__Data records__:
☆ ☆ ☆ ☆

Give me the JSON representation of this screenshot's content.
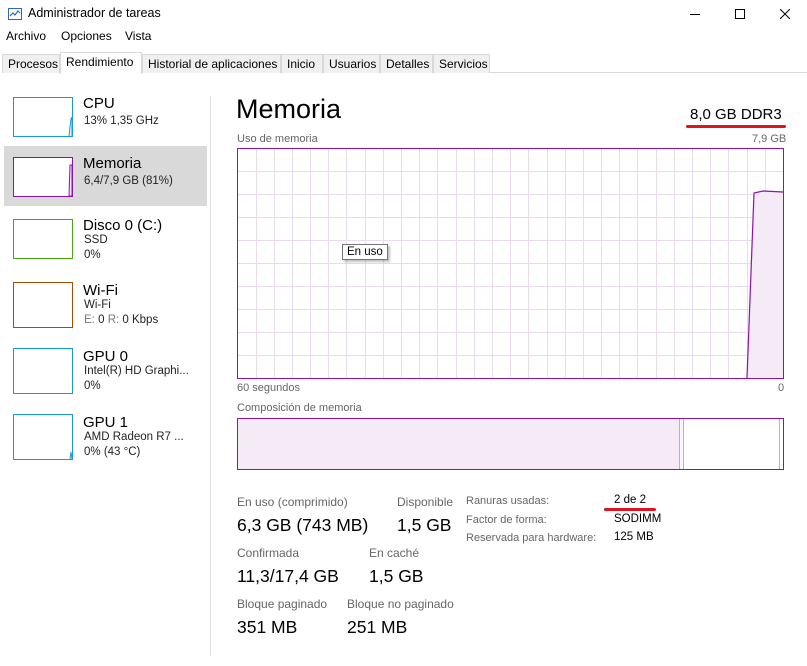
{
  "window": {
    "title": "Administrador de tareas",
    "icon": "task-manager-icon"
  },
  "menu": [
    "Archivo",
    "Opciones",
    "Vista"
  ],
  "tabs": [
    {
      "label": "Procesos",
      "active": false
    },
    {
      "label": "Rendimiento",
      "active": true
    },
    {
      "label": "Historial de aplicaciones",
      "active": false
    },
    {
      "label": "Inicio",
      "active": false
    },
    {
      "label": "Usuarios",
      "active": false
    },
    {
      "label": "Detalles",
      "active": false
    },
    {
      "label": "Servicios",
      "active": false
    }
  ],
  "sidebar": [
    {
      "title": "CPU",
      "line1": "13% 1,35 GHz",
      "line2": "",
      "color": "#1a9ad7",
      "active": false
    },
    {
      "title": "Memoria",
      "line1": "6,4/7,9 GB (81%)",
      "line2": "",
      "color": "#8b12ae",
      "active": true
    },
    {
      "title": "Disco 0 (C:)",
      "line1": "SSD",
      "line2": "0%",
      "color": "#4da60c",
      "active": false
    },
    {
      "title": "Wi-Fi",
      "line1": "Wi-Fi",
      "line2_parts": {
        "e_label": "E:",
        "e_value": "0",
        "r_label": "R:",
        "r_value": "0 Kbps"
      },
      "color": "#a74f01",
      "active": false
    },
    {
      "title": "GPU 0",
      "line1": "Intel(R) HD Graphi...",
      "line2": "0%",
      "color": "#1a9ad7",
      "active": false
    },
    {
      "title": "GPU 1",
      "line1": "AMD Radeon R7 ...",
      "line2": "0% (43 °C)",
      "color": "#1a9ad7",
      "active": false
    }
  ],
  "main": {
    "title": "Memoria",
    "memory_type": "8,0 GB DDR3",
    "graph_label": "Uso de memoria",
    "graph_max": "7,9 GB",
    "graph_time": "60 segundos",
    "graph_min": "0",
    "tooltip": "En uso",
    "composition_label": "Composición de memoria",
    "accent": "#8b12ae",
    "stats": {
      "in_use_label": "En uso (comprimido)",
      "in_use_value": "6,3 GB (743 MB)",
      "available_label": "Disponible",
      "available_value": "1,5 GB",
      "committed_label": "Confirmada",
      "committed_value": "11,3/17,4 GB",
      "cached_label": "En caché",
      "cached_value": "1,5 GB",
      "paged_label": "Bloque paginado",
      "paged_value": "351 MB",
      "nonpaged_label": "Bloque no paginado",
      "nonpaged_value": "251 MB"
    },
    "info": {
      "slots_label": "Ranuras usadas:",
      "slots_value": "2 de 2",
      "form_label": "Factor de forma:",
      "form_value": "SODIMM",
      "reserved_label": "Reservada para hardware:",
      "reserved_value": "125 MB"
    }
  }
}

☆ ☆ ☆ ☆

__Task instructions__:
Filter the records, keeping only lines that contain "Bloque", and show those lines.

__Exercise solution__:
      "paged_label": "Bloque paginado",
      "nonpaged_label": "Bloque no paginado",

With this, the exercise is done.